- What needs to be done: Please repeat the lines below, substituting "10 cm" for every "4 inches" and leaving everything else unchanged.

* BEGIN *

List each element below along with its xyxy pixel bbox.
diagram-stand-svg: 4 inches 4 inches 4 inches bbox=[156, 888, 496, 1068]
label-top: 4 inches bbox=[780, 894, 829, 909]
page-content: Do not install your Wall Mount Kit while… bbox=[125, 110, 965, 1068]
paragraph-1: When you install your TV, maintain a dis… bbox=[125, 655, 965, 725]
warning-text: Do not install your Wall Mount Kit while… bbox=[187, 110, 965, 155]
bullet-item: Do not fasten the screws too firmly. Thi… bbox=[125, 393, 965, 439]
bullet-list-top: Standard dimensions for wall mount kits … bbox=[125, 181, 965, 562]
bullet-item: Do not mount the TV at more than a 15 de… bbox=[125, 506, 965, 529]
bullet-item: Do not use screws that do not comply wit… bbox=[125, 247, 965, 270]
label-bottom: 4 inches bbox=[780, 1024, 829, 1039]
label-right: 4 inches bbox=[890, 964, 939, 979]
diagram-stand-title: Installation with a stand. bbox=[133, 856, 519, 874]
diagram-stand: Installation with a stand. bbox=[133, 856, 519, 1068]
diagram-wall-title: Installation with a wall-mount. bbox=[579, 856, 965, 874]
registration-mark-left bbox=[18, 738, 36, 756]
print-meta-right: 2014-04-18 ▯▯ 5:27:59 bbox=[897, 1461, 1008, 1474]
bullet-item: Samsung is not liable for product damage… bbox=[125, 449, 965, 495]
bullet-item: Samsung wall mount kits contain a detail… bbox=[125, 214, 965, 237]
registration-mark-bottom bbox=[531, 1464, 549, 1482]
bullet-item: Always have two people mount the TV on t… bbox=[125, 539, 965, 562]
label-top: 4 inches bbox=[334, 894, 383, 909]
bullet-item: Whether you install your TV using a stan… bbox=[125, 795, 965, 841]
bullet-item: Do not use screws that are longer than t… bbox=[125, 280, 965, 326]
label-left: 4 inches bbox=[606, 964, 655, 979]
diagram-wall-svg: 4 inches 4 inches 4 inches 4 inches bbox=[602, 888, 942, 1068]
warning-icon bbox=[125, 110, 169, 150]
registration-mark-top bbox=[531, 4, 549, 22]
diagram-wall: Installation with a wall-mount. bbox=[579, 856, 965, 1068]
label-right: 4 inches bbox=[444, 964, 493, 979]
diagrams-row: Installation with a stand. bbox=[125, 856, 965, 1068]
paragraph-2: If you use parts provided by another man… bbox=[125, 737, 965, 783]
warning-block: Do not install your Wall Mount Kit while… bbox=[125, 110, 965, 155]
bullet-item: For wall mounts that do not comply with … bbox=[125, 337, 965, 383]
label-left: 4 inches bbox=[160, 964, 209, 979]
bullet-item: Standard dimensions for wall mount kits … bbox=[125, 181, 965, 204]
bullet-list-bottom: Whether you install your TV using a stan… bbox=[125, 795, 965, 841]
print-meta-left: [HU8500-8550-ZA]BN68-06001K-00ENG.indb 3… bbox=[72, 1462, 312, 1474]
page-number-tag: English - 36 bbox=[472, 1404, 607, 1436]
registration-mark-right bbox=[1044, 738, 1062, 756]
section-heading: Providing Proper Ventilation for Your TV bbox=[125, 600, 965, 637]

* END *

- Answer for this exercise:
List each element below along with its xyxy pixel bbox.
diagram-stand-svg: 10 cm 10 cm 10 cm bbox=[156, 888, 496, 1068]
label-top: 10 cm bbox=[780, 894, 829, 909]
page-content: Do not install your Wall Mount Kit while… bbox=[125, 110, 965, 1068]
paragraph-1: When you install your TV, maintain a dis… bbox=[125, 655, 965, 725]
warning-text: Do not install your Wall Mount Kit while… bbox=[187, 110, 965, 155]
bullet-item: Do not fasten the screws too firmly. Thi… bbox=[125, 393, 965, 439]
bullet-list-top: Standard dimensions for wall mount kits … bbox=[125, 181, 965, 562]
bullet-item: Do not mount the TV at more than a 15 de… bbox=[125, 506, 965, 529]
bullet-item: Do not use screws that do not comply wit… bbox=[125, 247, 965, 270]
label-bottom: 10 cm bbox=[780, 1024, 829, 1039]
label-right: 10 cm bbox=[890, 964, 939, 979]
diagram-stand-title: Installation with a stand. bbox=[133, 856, 519, 874]
diagram-stand: Installation with a stand. bbox=[133, 856, 519, 1068]
diagram-wall-title: Installation with a wall-mount. bbox=[579, 856, 965, 874]
registration-mark-left bbox=[18, 738, 36, 756]
print-meta-right: 2014-04-18 ▯▯ 5:27:59 bbox=[897, 1461, 1008, 1474]
bullet-item: Samsung is not liable for product damage… bbox=[125, 449, 965, 495]
bullet-item: Samsung wall mount kits contain a detail… bbox=[125, 214, 965, 237]
registration-mark-bottom bbox=[531, 1464, 549, 1482]
bullet-item: Always have two people mount the TV on t… bbox=[125, 539, 965, 562]
label-top: 10 cm bbox=[334, 894, 383, 909]
bullet-item: Whether you install your TV using a stan… bbox=[125, 795, 965, 841]
bullet-item: Do not use screws that are longer than t… bbox=[125, 280, 965, 326]
label-left: 10 cm bbox=[606, 964, 655, 979]
diagram-wall-svg: 10 cm 10 cm 10 cm 10 cm bbox=[602, 888, 942, 1068]
warning-icon bbox=[125, 110, 169, 150]
registration-mark-top bbox=[531, 4, 549, 22]
diagram-wall: Installation with a wall-mount. bbox=[579, 856, 965, 1068]
label-right: 10 cm bbox=[444, 964, 493, 979]
diagrams-row: Installation with a stand. bbox=[125, 856, 965, 1068]
paragraph-2: If you use parts provided by another man… bbox=[125, 737, 965, 783]
warning-block: Do not install your Wall Mount Kit while… bbox=[125, 110, 965, 155]
bullet-item: For wall mounts that do not comply with … bbox=[125, 337, 965, 383]
label-left: 10 cm bbox=[160, 964, 209, 979]
bullet-item: Standard dimensions for wall mount kits … bbox=[125, 181, 965, 204]
bullet-list-bottom: Whether you install your TV using a stan… bbox=[125, 795, 965, 841]
print-meta-left: [HU8500-8550-ZA]BN68-06001K-00ENG.indb 3… bbox=[72, 1462, 312, 1474]
page-number-tag: English - 36 bbox=[472, 1404, 607, 1436]
registration-mark-right bbox=[1044, 738, 1062, 756]
section-heading: Providing Proper Ventilation for Your TV bbox=[125, 600, 965, 637]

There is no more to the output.